╭─ Dataset entries
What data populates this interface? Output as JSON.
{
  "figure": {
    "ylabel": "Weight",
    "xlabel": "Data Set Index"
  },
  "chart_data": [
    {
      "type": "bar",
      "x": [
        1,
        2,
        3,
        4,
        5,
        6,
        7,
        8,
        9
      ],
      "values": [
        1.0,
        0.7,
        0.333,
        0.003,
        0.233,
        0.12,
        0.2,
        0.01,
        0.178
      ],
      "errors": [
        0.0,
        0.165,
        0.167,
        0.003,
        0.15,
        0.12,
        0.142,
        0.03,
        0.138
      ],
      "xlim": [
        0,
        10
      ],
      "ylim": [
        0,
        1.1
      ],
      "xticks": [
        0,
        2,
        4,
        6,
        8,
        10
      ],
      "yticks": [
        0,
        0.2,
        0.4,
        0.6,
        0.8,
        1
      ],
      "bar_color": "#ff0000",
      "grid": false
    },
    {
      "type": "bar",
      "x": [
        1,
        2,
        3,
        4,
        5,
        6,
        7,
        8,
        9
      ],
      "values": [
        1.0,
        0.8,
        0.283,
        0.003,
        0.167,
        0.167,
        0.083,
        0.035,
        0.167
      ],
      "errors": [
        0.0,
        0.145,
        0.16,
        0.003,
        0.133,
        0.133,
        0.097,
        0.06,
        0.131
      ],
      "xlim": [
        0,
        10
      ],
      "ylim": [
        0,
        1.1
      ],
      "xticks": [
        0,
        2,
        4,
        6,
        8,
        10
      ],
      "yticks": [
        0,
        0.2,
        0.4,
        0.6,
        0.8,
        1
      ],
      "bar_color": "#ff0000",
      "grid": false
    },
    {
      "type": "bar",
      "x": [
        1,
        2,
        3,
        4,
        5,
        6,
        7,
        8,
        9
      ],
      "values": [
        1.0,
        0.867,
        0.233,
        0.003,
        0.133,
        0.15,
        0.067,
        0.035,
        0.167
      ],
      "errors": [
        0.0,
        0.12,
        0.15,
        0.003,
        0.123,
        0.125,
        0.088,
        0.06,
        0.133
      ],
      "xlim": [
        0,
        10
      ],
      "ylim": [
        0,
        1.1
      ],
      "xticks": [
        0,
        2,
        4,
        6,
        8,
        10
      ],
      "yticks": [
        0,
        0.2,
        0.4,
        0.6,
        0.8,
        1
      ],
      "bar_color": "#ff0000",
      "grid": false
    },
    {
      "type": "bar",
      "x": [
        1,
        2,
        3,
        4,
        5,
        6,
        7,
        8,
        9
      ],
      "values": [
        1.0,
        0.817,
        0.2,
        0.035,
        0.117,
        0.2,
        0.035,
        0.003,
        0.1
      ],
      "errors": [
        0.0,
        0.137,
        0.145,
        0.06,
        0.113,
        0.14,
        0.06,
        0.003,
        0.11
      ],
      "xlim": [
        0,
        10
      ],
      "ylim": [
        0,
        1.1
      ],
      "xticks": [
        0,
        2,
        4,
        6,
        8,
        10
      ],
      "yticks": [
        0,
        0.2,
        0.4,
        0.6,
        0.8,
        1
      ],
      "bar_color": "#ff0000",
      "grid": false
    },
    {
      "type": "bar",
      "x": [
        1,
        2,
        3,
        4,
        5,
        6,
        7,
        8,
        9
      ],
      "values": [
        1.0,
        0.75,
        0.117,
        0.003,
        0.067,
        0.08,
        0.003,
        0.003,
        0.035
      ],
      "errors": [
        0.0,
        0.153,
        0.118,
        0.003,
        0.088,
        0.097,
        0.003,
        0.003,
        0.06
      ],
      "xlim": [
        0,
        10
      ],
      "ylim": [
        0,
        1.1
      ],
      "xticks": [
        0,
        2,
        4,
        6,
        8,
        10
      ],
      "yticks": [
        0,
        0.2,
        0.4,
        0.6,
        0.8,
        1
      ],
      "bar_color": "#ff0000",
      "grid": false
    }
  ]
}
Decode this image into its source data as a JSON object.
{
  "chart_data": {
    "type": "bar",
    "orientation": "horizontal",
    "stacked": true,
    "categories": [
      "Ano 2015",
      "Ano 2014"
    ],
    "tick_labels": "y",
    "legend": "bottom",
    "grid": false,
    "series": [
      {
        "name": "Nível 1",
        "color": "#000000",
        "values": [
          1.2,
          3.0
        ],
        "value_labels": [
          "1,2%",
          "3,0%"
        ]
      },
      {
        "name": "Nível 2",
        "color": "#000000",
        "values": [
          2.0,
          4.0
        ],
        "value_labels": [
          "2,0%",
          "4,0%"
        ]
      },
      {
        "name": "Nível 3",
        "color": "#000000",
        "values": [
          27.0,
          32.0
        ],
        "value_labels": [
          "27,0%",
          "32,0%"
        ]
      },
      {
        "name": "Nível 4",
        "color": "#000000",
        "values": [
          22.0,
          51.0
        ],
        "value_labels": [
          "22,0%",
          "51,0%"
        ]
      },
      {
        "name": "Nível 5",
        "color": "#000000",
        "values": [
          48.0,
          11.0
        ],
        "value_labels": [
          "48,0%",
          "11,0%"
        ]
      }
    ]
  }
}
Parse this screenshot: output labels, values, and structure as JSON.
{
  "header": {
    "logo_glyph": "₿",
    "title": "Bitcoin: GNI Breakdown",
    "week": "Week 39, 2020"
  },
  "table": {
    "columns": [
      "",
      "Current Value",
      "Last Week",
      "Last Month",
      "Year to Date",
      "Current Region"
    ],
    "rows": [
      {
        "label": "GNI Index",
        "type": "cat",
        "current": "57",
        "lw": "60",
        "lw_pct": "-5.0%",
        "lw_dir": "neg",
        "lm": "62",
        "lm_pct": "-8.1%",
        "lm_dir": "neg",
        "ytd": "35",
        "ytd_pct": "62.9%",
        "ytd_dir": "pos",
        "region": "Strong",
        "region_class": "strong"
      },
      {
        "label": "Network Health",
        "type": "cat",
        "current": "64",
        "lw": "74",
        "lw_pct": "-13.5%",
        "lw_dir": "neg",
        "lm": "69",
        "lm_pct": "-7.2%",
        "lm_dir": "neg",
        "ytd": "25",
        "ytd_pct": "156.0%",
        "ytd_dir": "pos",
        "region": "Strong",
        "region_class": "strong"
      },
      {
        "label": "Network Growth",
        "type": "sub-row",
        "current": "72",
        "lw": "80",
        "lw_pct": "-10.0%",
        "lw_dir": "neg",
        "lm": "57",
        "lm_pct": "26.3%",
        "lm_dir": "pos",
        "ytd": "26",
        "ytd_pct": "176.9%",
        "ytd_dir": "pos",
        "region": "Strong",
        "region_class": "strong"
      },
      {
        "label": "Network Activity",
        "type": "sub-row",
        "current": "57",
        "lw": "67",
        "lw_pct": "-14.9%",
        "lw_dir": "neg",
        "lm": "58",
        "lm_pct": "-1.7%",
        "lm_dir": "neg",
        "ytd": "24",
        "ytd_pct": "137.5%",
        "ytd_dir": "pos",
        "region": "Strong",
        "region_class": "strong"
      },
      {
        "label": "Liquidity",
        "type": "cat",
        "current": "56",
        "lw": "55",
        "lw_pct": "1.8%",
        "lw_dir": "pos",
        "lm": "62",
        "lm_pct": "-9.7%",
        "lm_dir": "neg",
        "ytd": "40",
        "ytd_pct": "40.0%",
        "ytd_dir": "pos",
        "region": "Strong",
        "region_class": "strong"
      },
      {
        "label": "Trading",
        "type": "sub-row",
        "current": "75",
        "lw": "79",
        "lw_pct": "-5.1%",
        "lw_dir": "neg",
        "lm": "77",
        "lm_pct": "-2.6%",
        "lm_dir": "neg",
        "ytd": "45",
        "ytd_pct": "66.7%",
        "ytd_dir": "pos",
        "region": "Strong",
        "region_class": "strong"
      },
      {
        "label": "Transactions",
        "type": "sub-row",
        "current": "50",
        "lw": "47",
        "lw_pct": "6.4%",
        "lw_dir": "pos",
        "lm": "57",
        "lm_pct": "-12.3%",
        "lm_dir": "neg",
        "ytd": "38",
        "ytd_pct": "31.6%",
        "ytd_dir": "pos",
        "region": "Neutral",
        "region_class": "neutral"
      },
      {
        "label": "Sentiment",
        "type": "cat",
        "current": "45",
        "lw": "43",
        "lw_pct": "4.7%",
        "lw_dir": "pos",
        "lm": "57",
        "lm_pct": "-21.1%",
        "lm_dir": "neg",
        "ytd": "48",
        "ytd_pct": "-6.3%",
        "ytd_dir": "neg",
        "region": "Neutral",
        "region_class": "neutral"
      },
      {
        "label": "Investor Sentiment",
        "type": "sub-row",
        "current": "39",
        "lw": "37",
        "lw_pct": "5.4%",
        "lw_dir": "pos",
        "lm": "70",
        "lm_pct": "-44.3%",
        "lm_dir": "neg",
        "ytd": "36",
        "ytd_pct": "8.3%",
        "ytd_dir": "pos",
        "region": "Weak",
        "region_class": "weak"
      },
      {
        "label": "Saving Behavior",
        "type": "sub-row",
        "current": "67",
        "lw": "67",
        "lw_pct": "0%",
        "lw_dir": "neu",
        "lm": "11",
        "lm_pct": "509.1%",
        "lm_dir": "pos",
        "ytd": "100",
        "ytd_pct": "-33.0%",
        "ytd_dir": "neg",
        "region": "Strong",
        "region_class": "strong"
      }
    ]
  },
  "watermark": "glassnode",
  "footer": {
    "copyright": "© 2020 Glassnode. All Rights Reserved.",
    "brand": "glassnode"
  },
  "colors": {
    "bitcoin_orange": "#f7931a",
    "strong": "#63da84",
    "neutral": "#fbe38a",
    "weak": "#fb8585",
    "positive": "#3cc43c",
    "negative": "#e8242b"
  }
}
╰─
Stated goal: Write out every line from the entries where "this" appears.

Complete response:
What data populates this interface? Output as JSON.
Decode this image into its source data as a JSON object.
Parse this screenshot: output labels, values, and structure as JSON.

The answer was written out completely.